Reproduce the complete listing without any deviation.

Given entries
■ ■ ■ ■ ■ ■ ■

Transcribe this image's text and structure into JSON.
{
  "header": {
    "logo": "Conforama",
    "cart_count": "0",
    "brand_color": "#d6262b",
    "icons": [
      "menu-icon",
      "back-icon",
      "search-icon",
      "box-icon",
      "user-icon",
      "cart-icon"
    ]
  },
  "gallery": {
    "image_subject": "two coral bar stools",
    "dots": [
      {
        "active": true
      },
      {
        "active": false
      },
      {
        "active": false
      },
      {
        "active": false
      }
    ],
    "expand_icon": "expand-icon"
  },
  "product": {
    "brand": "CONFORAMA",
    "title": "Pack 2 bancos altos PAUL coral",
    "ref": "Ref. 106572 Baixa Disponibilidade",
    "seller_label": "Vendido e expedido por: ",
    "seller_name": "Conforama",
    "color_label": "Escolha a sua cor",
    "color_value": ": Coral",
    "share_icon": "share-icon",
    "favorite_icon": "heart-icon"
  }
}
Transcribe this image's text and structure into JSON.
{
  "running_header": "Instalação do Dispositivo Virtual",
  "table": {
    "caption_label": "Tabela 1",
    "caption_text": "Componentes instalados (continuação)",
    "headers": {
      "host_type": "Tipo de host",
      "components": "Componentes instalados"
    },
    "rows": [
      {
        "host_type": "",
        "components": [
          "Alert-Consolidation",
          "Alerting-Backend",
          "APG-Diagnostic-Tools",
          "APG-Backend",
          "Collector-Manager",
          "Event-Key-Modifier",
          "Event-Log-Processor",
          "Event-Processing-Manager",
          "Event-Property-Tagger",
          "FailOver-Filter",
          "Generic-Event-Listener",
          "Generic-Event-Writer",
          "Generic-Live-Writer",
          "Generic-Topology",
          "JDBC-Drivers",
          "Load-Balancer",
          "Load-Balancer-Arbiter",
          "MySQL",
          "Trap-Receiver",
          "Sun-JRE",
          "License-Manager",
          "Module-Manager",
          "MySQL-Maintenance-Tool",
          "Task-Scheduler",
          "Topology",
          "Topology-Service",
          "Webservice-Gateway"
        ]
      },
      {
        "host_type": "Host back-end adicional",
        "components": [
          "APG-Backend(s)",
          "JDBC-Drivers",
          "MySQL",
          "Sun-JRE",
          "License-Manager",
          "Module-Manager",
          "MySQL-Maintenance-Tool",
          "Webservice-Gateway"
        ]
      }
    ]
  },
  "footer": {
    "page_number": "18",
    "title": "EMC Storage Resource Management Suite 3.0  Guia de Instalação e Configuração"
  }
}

■ ■ ■ ■ ■ ■ ■

Full output
Transcribe this image's text and structure into JSON.
{
  "header": {
    "logo": "Conforama",
    "cart_count": "0",
    "brand_color": "#d6262b",
    "icons": [
      "menu-icon",
      "back-icon",
      "search-icon",
      "box-icon",
      "user-icon",
      "cart-icon"
    ]
  },
  "gallery": {
    "image_subject": "two coral bar stools",
    "dots": [
      {
        "active": true
      },
      {
        "active": false
      },
      {
        "active": false
      },
      {
        "active": false
      }
    ],
    "expand_icon": "expand-icon"
  },
  "product": {
    "brand": "CONFORAMA",
    "title": "Pack 2 bancos altos PAUL coral",
    "ref": "Ref. 106572 Baixa Disponibilidade",
    "seller_label": "Vendido e expedido por: ",
    "seller_name": "Conforama",
    "color_label": "Escolha a sua cor",
    "color_value": ": Coral",
    "share_icon": "share-icon",
    "favorite_icon": "heart-icon"
  }
}
Transcribe this image's text and structure into JSON.
{
  "running_header": "Instalação do Dispositivo Virtual",
  "table": {
    "caption_label": "Tabela 1",
    "caption_text": "Componentes instalados (continuação)",
    "headers": {
      "host_type": "Tipo de host",
      "components": "Componentes instalados"
    },
    "rows": [
      {
        "host_type": "",
        "components": [
          "Alert-Consolidation",
          "Alerting-Backend",
          "APG-Diagnostic-Tools",
          "APG-Backend",
          "Collector-Manager",
          "Event-Key-Modifier",
          "Event-Log-Processor",
          "Event-Processing-Manager",
          "Event-Property-Tagger",
          "FailOver-Filter",
          "Generic-Event-Listener",
          "Generic-Event-Writer",
          "Generic-Live-Writer",
          "Generic-Topology",
          "JDBC-Drivers",
          "Load-Balancer",
          "Load-Balancer-Arbiter",
          "MySQL",
          "Trap-Receiver",
          "Sun-JRE",
          "License-Manager",
          "Module-Manager",
          "MySQL-Maintenance-Tool",
          "Task-Scheduler",
          "Topology",
          "Topology-Service",
          "Webservice-Gateway"
        ]
      },
      {
        "host_type": "Host back-end adicional",
        "components": [
          "APG-Backend(s)",
          "JDBC-Drivers",
          "MySQL",
          "Sun-JRE",
          "License-Manager",
          "Module-Manager",
          "MySQL-Maintenance-Tool",
          "Webservice-Gateway"
        ]
      }
    ]
  },
  "footer": {
    "page_number": "18",
    "title": "EMC Storage Resource Management Suite 3.0  Guia de Instalação e Configuração"
  }
}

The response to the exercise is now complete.